EXERCISE PROMPT:
Pictures don't belong in the copy; print all the records exactly.

DATA FOR PROCESSING:
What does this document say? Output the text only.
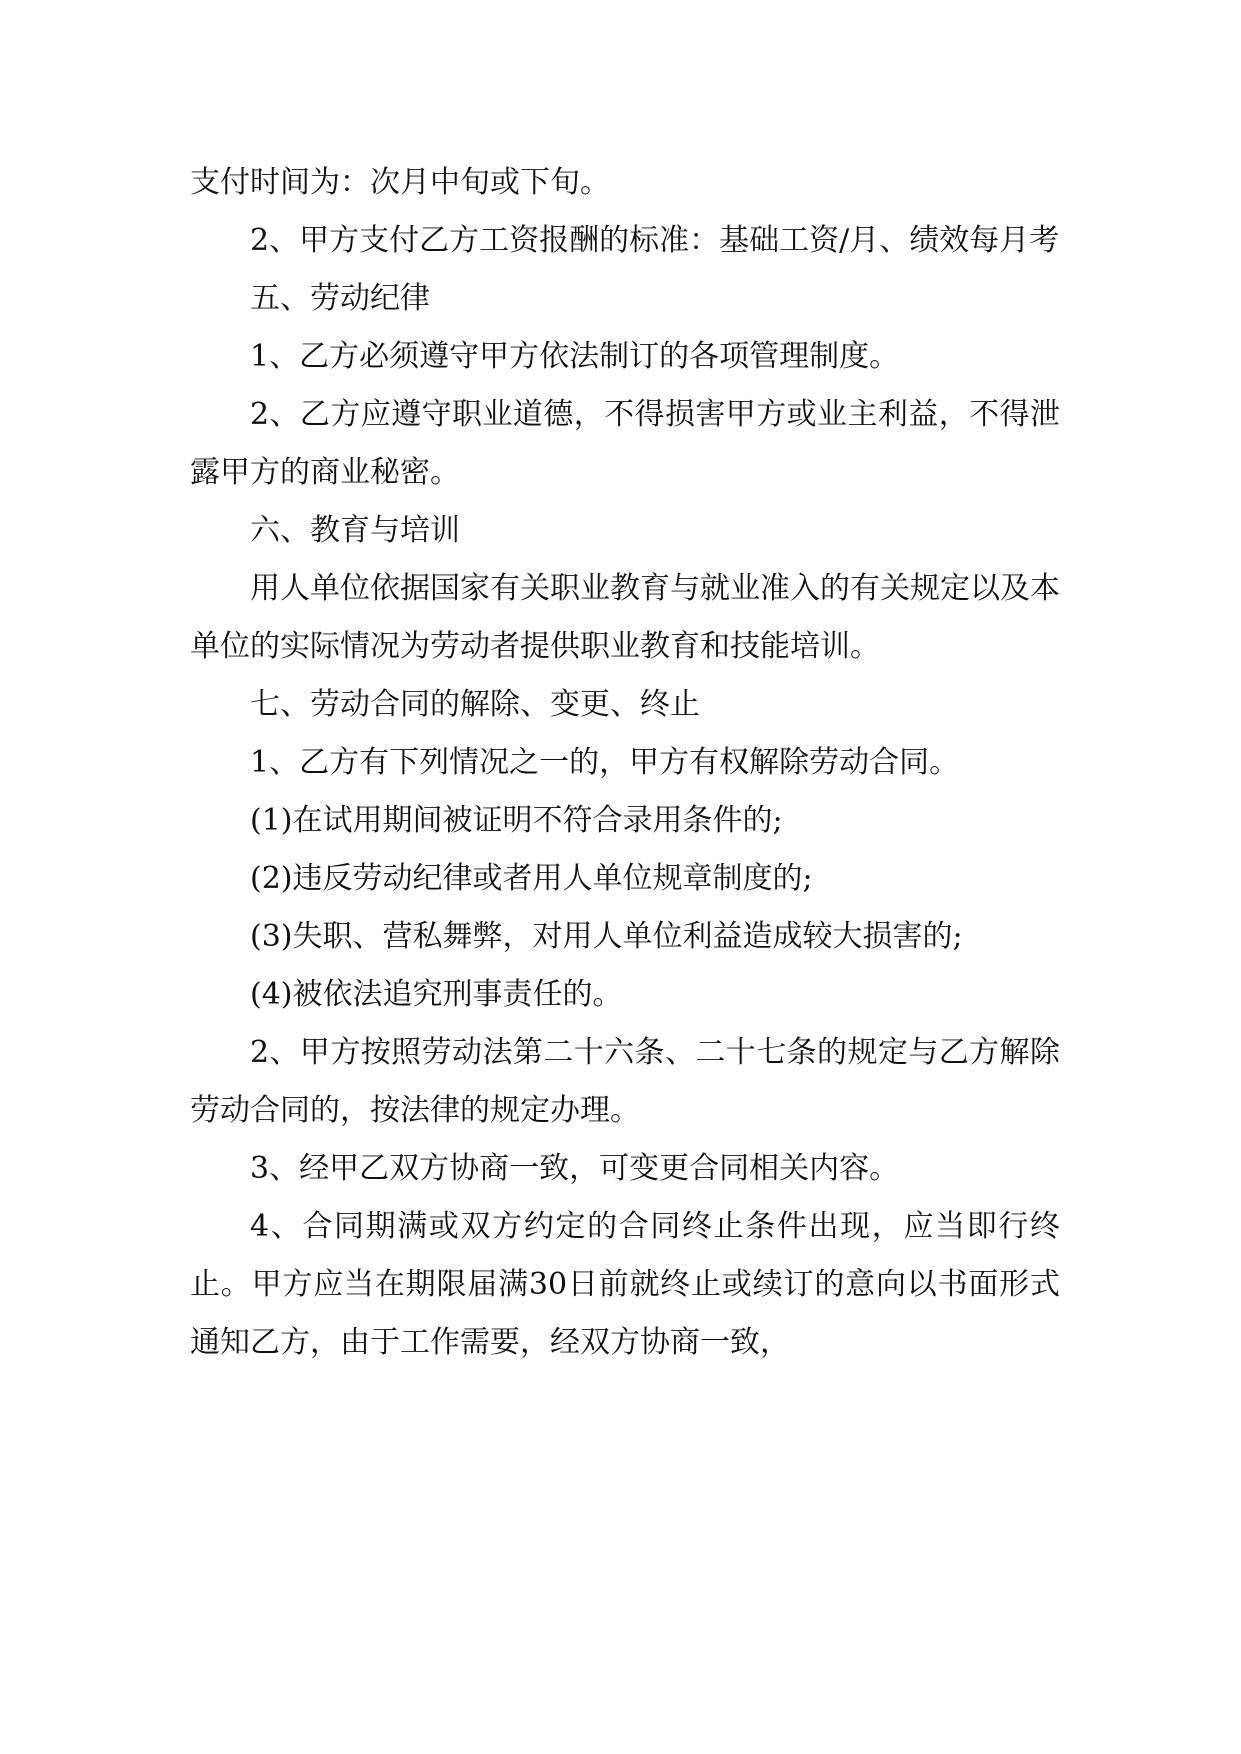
支付时间为：次月中旬或下旬。

2、甲方支付乙方工资报酬的标准：基础工资/月、绩效每月考

五、劳动纪律

1、乙方必须遵守甲方依法制订的各项管理制度。

2、乙方应遵守职业道德，不得损害甲方或业主利益，不得泄露甲方的商业秘密。

六、教育与培训

用人单位依据国家有关职业教育与就业准入的有关规定以及本单位的实际情况为劳动者提供职业教育和技能培训。

七、劳动合同的解除、变更、终止

1、乙方有下列情况之一的，甲方有权解除劳动合同。

(1)在试用期间被证明不符合录用条件的;

(2)违反劳动纪律或者用人单位规章制度的;

(3)失职、营私舞弊，对用人单位利益造成较大损害的;

(4)被依法追究刑事责任的。

2、甲方按照劳动法第二十六条、二十七条的规定与乙方解除劳动合同的，按法律的规定办理。

3、经甲乙双方协商一致，可变更合同相关内容。

4、合同期满或双方约定的合同终止条件出现，应当即行终止。甲方应当在期限届满30日前就终止或续订的意向以书面形式通知乙方，由于工作需要，经双方协商一致，
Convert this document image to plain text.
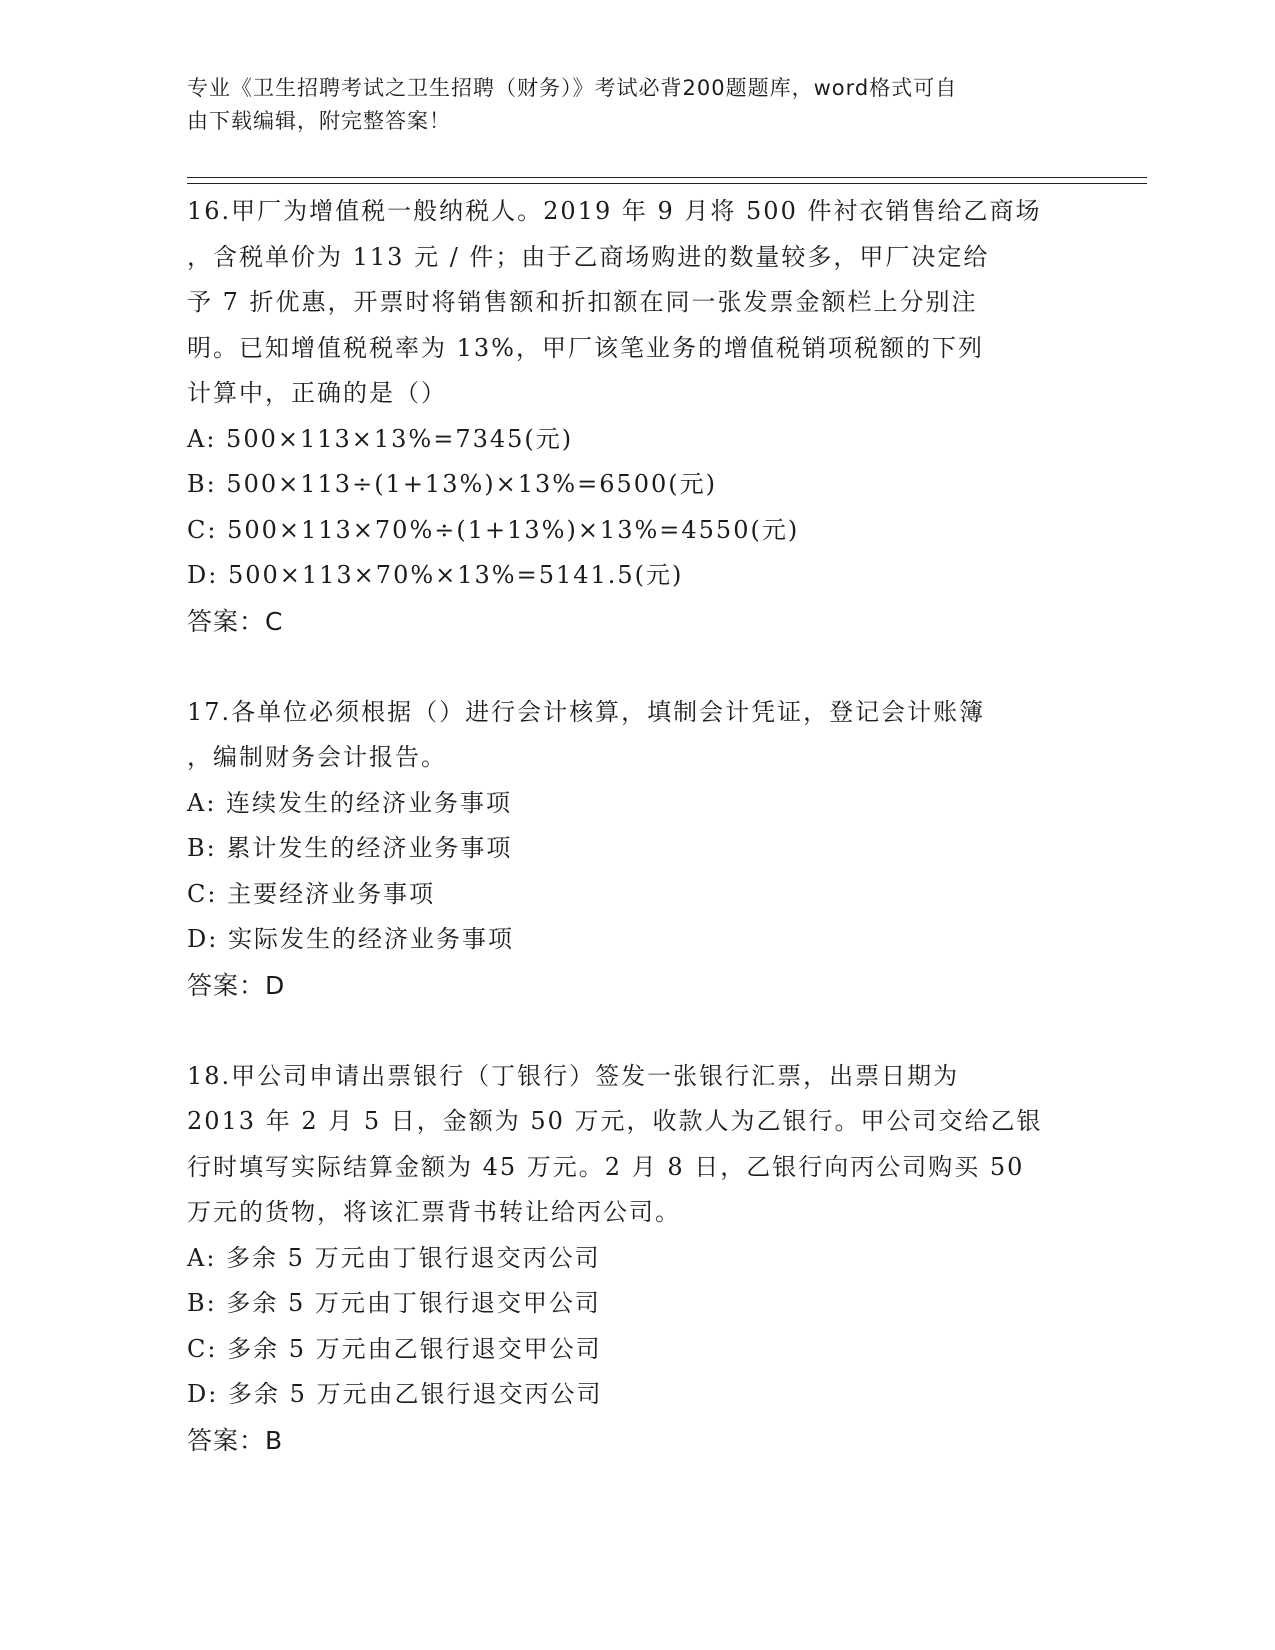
专业《卫生招聘考试之卫生招聘（财务）》考试必背200题题库，word格式可自
由下载编辑，附完整答案！
16.甲厂为增值税一般纳税人。2019 年 9 月将 500 件衬衣销售给乙商场
，含税单价为 113 元 / 件；由于乙商场购进的数量较多，甲厂决定给
予 7 折优惠，开票时将销售额和折扣额在同一张发票金额栏上分别注
明。已知增值税税率为 13%，甲厂该笔业务的增值税销项税额的下列
计算中，正确的是（）
A: 500×113×13%=7345(元)
B: 500×113÷(1+13%)×13%=6500(元)
C: 500×113×70%÷(1+13%)×13%=4550(元)
D: 500×113×70%×13%=5141.5(元)
答案：C
17.各单位必须根据（）进行会计核算，填制会计凭证，登记会计账簿
，编制财务会计报告。
A: 连续发生的经济业务事项
B: 累计发生的经济业务事项
C: 主要经济业务事项
D: 实际发生的经济业务事项
答案：D
18.甲公司申请出票银行（丁银行）签发一张银行汇票，出票日期为
2013 年 2 月 5 日，金额为 50 万元，收款人为乙银行。甲公司交给乙银
行时填写实际结算金额为 45 万元。2 月 8 日，乙银行向丙公司购买 50
万元的货物，将该汇票背书转让给丙公司。
A: 多余 5 万元由丁银行退交丙公司
B: 多余 5 万元由丁银行退交甲公司
C: 多余 5 万元由乙银行退交甲公司
D: 多余 5 万元由乙银行退交丙公司
答案：B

REPLY:
What does this document say? Output the text only.
支付时间为：次月中旬或下旬。

2、甲方支付乙方工资报酬的标准：基础工资/月、绩效每月考

五、劳动纪律

1、乙方必须遵守甲方依法制订的各项管理制度。

2、乙方应遵守职业道德，不得损害甲方或业主利益，不得泄露甲方的商业秘密。

六、教育与培训

用人单位依据国家有关职业教育与就业准入的有关规定以及本单位的实际情况为劳动者提供职业教育和技能培训。

七、劳动合同的解除、变更、终止

1、乙方有下列情况之一的，甲方有权解除劳动合同。

(1)在试用期间被证明不符合录用条件的;

(2)违反劳动纪律或者用人单位规章制度的;

(3)失职、营私舞弊，对用人单位利益造成较大损害的;

(4)被依法追究刑事责任的。

2、甲方按照劳动法第二十六条、二十七条的规定与乙方解除劳动合同的，按法律的规定办理。

3、经甲乙双方协商一致，可变更合同相关内容。

4、合同期满或双方约定的合同终止条件出现，应当即行终止。甲方应当在期限届满30日前就终止或续订的意向以书面形式通知乙方，由于工作需要，经双方协商一致，
Convert this document image to plain text.
专业《卫生招聘考试之卫生招聘（财务）》考试必背200题题库，word格式可自
由下载编辑，附完整答案！
16.甲厂为增值税一般纳税人。2019 年 9 月将 500 件衬衣销售给乙商场
，含税单价为 113 元 / 件；由于乙商场购进的数量较多，甲厂决定给
予 7 折优惠，开票时将销售额和折扣额在同一张发票金额栏上分别注
明。已知增值税税率为 13%，甲厂该笔业务的增值税销项税额的下列
计算中，正确的是（）
A: 500×113×13%=7345(元)
B: 500×113÷(1+13%)×13%=6500(元)
C: 500×113×70%÷(1+13%)×13%=4550(元)
D: 500×113×70%×13%=5141.5(元)
答案：C
17.各单位必须根据（）进行会计核算，填制会计凭证，登记会计账簿
，编制财务会计报告。
A: 连续发生的经济业务事项
B: 累计发生的经济业务事项
C: 主要经济业务事项
D: 实际发生的经济业务事项
答案：D
18.甲公司申请出票银行（丁银行）签发一张银行汇票，出票日期为
2013 年 2 月 5 日，金额为 50 万元，收款人为乙银行。甲公司交给乙银
行时填写实际结算金额为 45 万元。2 月 8 日，乙银行向丙公司购买 50
万元的货物，将该汇票背书转让给丙公司。
A: 多余 5 万元由丁银行退交丙公司
B: 多余 5 万元由丁银行退交甲公司
C: 多余 5 万元由乙银行退交甲公司
D: 多余 5 万元由乙银行退交丙公司
答案：B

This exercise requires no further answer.